DATA
********

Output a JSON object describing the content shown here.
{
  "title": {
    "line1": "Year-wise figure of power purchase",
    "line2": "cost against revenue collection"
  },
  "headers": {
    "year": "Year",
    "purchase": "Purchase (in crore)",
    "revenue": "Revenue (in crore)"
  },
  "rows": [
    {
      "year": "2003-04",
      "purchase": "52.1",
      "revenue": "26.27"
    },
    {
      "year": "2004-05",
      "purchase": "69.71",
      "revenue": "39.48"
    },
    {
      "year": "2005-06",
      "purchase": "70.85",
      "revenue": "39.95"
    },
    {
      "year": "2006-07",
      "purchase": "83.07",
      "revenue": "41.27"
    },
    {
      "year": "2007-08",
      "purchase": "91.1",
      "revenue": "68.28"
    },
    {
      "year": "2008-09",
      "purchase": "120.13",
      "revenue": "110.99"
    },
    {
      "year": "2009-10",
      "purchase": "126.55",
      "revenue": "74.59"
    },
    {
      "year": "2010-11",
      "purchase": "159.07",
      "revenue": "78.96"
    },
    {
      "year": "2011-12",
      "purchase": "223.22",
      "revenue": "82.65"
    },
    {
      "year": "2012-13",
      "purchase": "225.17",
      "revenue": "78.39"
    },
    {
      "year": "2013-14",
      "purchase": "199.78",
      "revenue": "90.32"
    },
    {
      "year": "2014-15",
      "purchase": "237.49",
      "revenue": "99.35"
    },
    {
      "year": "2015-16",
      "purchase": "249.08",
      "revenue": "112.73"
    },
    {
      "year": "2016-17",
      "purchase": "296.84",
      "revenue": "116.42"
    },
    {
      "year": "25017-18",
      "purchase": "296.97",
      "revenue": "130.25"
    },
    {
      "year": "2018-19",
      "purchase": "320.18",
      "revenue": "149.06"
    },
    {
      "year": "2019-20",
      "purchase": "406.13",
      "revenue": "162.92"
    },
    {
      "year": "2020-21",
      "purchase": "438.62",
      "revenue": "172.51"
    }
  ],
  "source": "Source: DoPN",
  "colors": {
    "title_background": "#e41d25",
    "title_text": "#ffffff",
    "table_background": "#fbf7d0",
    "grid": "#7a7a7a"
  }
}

********

WHAT NEEDS TO BE DONE
Emit the records above again, exactly, with no line skipped.

REPLY
Output a JSON object describing the content shown here.
{
  "title": {
    "line1": "Year-wise figure of power purchase",
    "line2": "cost against revenue collection"
  },
  "headers": {
    "year": "Year",
    "purchase": "Purchase (in crore)",
    "revenue": "Revenue (in crore)"
  },
  "rows": [
    {
      "year": "2003-04",
      "purchase": "52.1",
      "revenue": "26.27"
    },
    {
      "year": "2004-05",
      "purchase": "69.71",
      "revenue": "39.48"
    },
    {
      "year": "2005-06",
      "purchase": "70.85",
      "revenue": "39.95"
    },
    {
      "year": "2006-07",
      "purchase": "83.07",
      "revenue": "41.27"
    },
    {
      "year": "2007-08",
      "purchase": "91.1",
      "revenue": "68.28"
    },
    {
      "year": "2008-09",
      "purchase": "120.13",
      "revenue": "110.99"
    },
    {
      "year": "2009-10",
      "purchase": "126.55",
      "revenue": "74.59"
    },
    {
      "year": "2010-11",
      "purchase": "159.07",
      "revenue": "78.96"
    },
    {
      "year": "2011-12",
      "purchase": "223.22",
      "revenue": "82.65"
    },
    {
      "year": "2012-13",
      "purchase": "225.17",
      "revenue": "78.39"
    },
    {
      "year": "2013-14",
      "purchase": "199.78",
      "revenue": "90.32"
    },
    {
      "year": "2014-15",
      "purchase": "237.49",
      "revenue": "99.35"
    },
    {
      "year": "2015-16",
      "purchase": "249.08",
      "revenue": "112.73"
    },
    {
      "year": "2016-17",
      "purchase": "296.84",
      "revenue": "116.42"
    },
    {
      "year": "25017-18",
      "purchase": "296.97",
      "revenue": "130.25"
    },
    {
      "year": "2018-19",
      "purchase": "320.18",
      "revenue": "149.06"
    },
    {
      "year": "2019-20",
      "purchase": "406.13",
      "revenue": "162.92"
    },
    {
      "year": "2020-21",
      "purchase": "438.62",
      "revenue": "172.51"
    }
  ],
  "source": "Source: DoPN",
  "colors": {
    "title_background": "#e41d25",
    "title_text": "#ffffff",
    "table_background": "#fbf7d0",
    "grid": "#7a7a7a"
  }
}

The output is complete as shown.